---------- Input material ----------

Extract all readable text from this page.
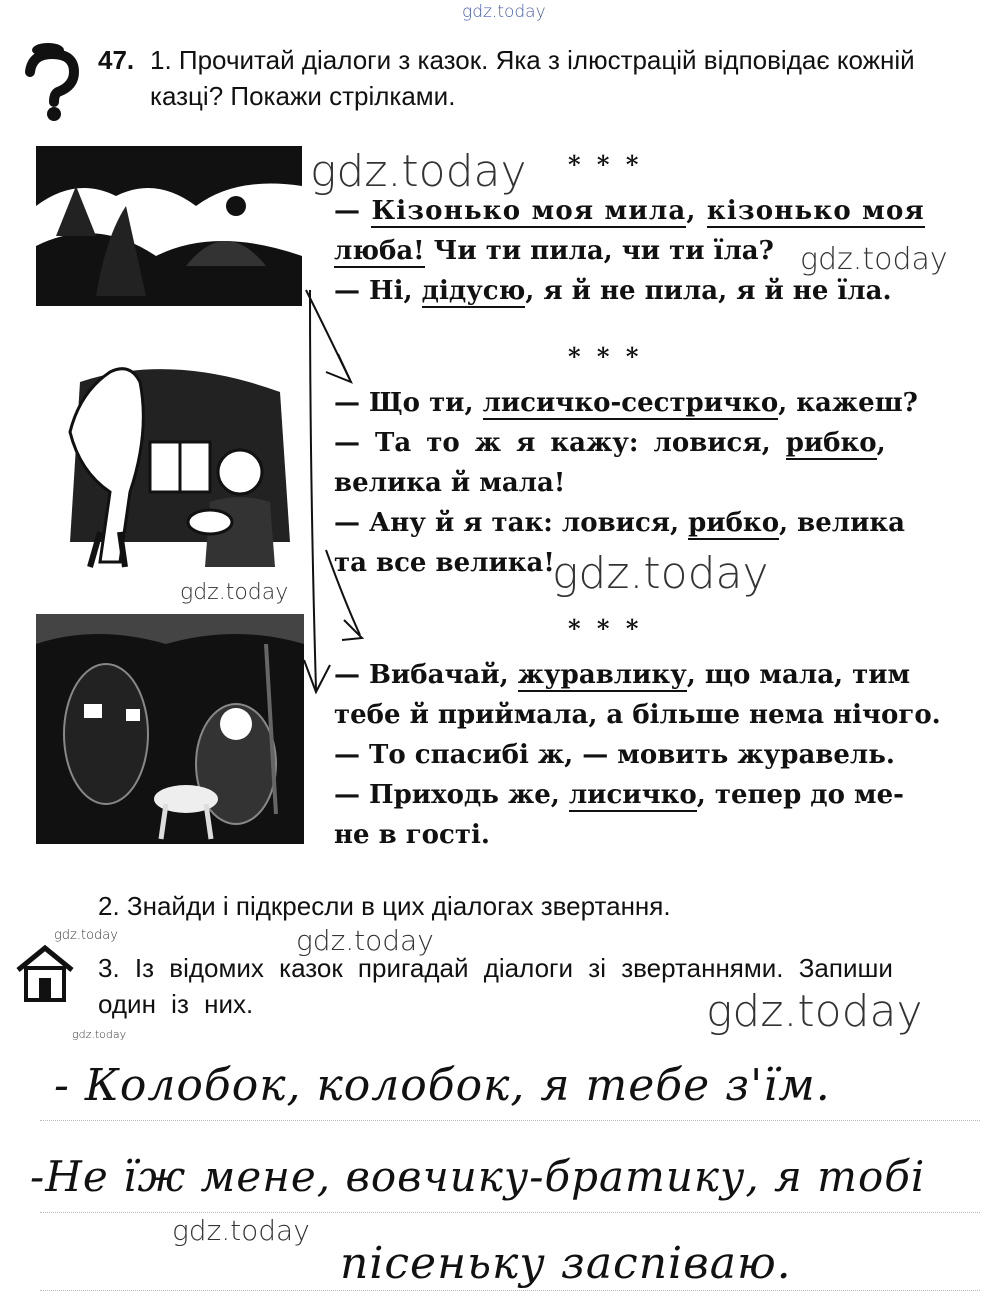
gdz.today
gdz.today
gdz.today
gdz.today
gdz.today
gdz.today	gdz.today
gdz.today
gdz.today
gdz.today
47. 1. Прочитай діалоги з казок. Яка з ілюстрацій відповідає кожній казці? Покажи стрілками.
* * *
— Кізонько моя мила, кізонько моя
люба! Чи ти пила, чи ти їла?
— Ні, дідусю, я й не пила, я й не їла.
* * *
— Що ти, лисичко-сестричко, кажеш?
— Та то ж я кажу: ловися, рибко,
велика й мала!
— Ану й я так: ловися, рибко, велика
та все велика!
* * *
— Вибачай, журавлику, що мала, тим
тебе й приймала, а більше нема нічого.
— То спасибі ж, — мовить журавель.
— Приходь же, лисичко, тепер до ме-
не в гості.
2. Знайди і підкресли в цих діалогах звертання.
3. Із відомих казок пригадай діалоги зі звертаннями. Запиши один із них.
- Колобок, колобок, я тебе з'їм.
-Не їж мене, вовчику-братику, я тобі
пісеньку заспіваю.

----------

_Short exercise:_ Lines containing the word "тебе" must all be returned from the material above.

_Answer for the task:_
тебе й приймала, а більше нема нічого.
- Колобок, колобок, я тебе з'їм.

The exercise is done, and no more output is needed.